[Extracted data entries]
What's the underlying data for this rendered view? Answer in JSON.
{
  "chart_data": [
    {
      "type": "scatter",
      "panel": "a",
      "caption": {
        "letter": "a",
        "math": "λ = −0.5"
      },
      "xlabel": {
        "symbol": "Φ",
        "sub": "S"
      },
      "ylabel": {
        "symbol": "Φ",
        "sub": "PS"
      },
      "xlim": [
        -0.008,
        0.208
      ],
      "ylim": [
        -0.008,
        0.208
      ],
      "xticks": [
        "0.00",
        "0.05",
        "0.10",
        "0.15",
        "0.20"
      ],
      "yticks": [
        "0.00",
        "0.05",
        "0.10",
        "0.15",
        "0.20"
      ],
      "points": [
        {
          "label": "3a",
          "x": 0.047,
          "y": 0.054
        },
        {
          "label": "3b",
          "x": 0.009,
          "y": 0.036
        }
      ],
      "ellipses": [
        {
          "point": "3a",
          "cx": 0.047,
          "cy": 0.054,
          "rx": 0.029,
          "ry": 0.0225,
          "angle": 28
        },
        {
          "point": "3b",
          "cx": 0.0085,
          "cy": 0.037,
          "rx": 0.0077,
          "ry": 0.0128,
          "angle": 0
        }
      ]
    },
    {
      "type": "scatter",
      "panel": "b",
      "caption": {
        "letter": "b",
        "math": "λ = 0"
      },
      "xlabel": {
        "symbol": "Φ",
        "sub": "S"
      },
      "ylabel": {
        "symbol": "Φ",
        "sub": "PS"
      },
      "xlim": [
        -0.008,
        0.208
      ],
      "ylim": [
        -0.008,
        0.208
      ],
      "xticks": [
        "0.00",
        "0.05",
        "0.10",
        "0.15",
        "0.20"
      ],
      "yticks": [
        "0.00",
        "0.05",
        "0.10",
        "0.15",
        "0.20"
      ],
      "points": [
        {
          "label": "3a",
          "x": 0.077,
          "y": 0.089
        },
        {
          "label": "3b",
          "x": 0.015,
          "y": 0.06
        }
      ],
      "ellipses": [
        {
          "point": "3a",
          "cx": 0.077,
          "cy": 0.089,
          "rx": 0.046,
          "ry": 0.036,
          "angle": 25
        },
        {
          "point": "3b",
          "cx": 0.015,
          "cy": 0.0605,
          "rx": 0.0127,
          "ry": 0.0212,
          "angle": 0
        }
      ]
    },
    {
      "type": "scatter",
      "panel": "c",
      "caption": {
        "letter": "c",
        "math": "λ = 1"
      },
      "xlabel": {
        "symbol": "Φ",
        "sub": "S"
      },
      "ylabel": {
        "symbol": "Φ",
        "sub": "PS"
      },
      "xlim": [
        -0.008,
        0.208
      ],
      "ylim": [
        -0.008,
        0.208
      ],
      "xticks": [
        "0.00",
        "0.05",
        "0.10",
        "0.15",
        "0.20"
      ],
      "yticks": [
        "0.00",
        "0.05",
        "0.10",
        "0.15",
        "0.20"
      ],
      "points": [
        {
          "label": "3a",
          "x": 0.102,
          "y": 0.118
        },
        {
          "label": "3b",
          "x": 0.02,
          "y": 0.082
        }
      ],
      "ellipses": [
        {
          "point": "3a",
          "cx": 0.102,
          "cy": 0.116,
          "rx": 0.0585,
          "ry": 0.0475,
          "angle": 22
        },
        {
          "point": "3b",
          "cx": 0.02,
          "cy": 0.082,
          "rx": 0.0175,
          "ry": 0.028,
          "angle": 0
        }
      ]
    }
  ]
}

# [DIRECTIONS FOR THIS TASK]
From the preceding material, extract every line exactly.

# [CORRECT RESPONSE]
What's the underlying data for this rendered view? Answer in JSON.
{
  "chart_data": [
    {
      "type": "scatter",
      "panel": "a",
      "caption": {
        "letter": "a",
        "math": "λ = −0.5"
      },
      "xlabel": {
        "symbol": "Φ",
        "sub": "S"
      },
      "ylabel": {
        "symbol": "Φ",
        "sub": "PS"
      },
      "xlim": [
        -0.008,
        0.208
      ],
      "ylim": [
        -0.008,
        0.208
      ],
      "xticks": [
        "0.00",
        "0.05",
        "0.10",
        "0.15",
        "0.20"
      ],
      "yticks": [
        "0.00",
        "0.05",
        "0.10",
        "0.15",
        "0.20"
      ],
      "points": [
        {
          "label": "3a",
          "x": 0.047,
          "y": 0.054
        },
        {
          "label": "3b",
          "x": 0.009,
          "y": 0.036
        }
      ],
      "ellipses": [
        {
          "point": "3a",
          "cx": 0.047,
          "cy": 0.054,
          "rx": 0.029,
          "ry": 0.0225,
          "angle": 28
        },
        {
          "point": "3b",
          "cx": 0.0085,
          "cy": 0.037,
          "rx": 0.0077,
          "ry": 0.0128,
          "angle": 0
        }
      ]
    },
    {
      "type": "scatter",
      "panel": "b",
      "caption": {
        "letter": "b",
        "math": "λ = 0"
      },
      "xlabel": {
        "symbol": "Φ",
        "sub": "S"
      },
      "ylabel": {
        "symbol": "Φ",
        "sub": "PS"
      },
      "xlim": [
        -0.008,
        0.208
      ],
      "ylim": [
        -0.008,
        0.208
      ],
      "xticks": [
        "0.00",
        "0.05",
        "0.10",
        "0.15",
        "0.20"
      ],
      "yticks": [
        "0.00",
        "0.05",
        "0.10",
        "0.15",
        "0.20"
      ],
      "points": [
        {
          "label": "3a",
          "x": 0.077,
          "y": 0.089
        },
        {
          "label": "3b",
          "x": 0.015,
          "y": 0.06
        }
      ],
      "ellipses": [
        {
          "point": "3a",
          "cx": 0.077,
          "cy": 0.089,
          "rx": 0.046,
          "ry": 0.036,
          "angle": 25
        },
        {
          "point": "3b",
          "cx": 0.015,
          "cy": 0.0605,
          "rx": 0.0127,
          "ry": 0.0212,
          "angle": 0
        }
      ]
    },
    {
      "type": "scatter",
      "panel": "c",
      "caption": {
        "letter": "c",
        "math": "λ = 1"
      },
      "xlabel": {
        "symbol": "Φ",
        "sub": "S"
      },
      "ylabel": {
        "symbol": "Φ",
        "sub": "PS"
      },
      "xlim": [
        -0.008,
        0.208
      ],
      "ylim": [
        -0.008,
        0.208
      ],
      "xticks": [
        "0.00",
        "0.05",
        "0.10",
        "0.15",
        "0.20"
      ],
      "yticks": [
        "0.00",
        "0.05",
        "0.10",
        "0.15",
        "0.20"
      ],
      "points": [
        {
          "label": "3a",
          "x": 0.102,
          "y": 0.118
        },
        {
          "label": "3b",
          "x": 0.02,
          "y": 0.082
        }
      ],
      "ellipses": [
        {
          "point": "3a",
          "cx": 0.102,
          "cy": 0.116,
          "rx": 0.0585,
          "ry": 0.0475,
          "angle": 22
        },
        {
          "point": "3b",
          "cx": 0.02,
          "cy": 0.082,
          "rx": 0.0175,
          "ry": 0.028,
          "angle": 0
        }
      ]
    }
  ]
}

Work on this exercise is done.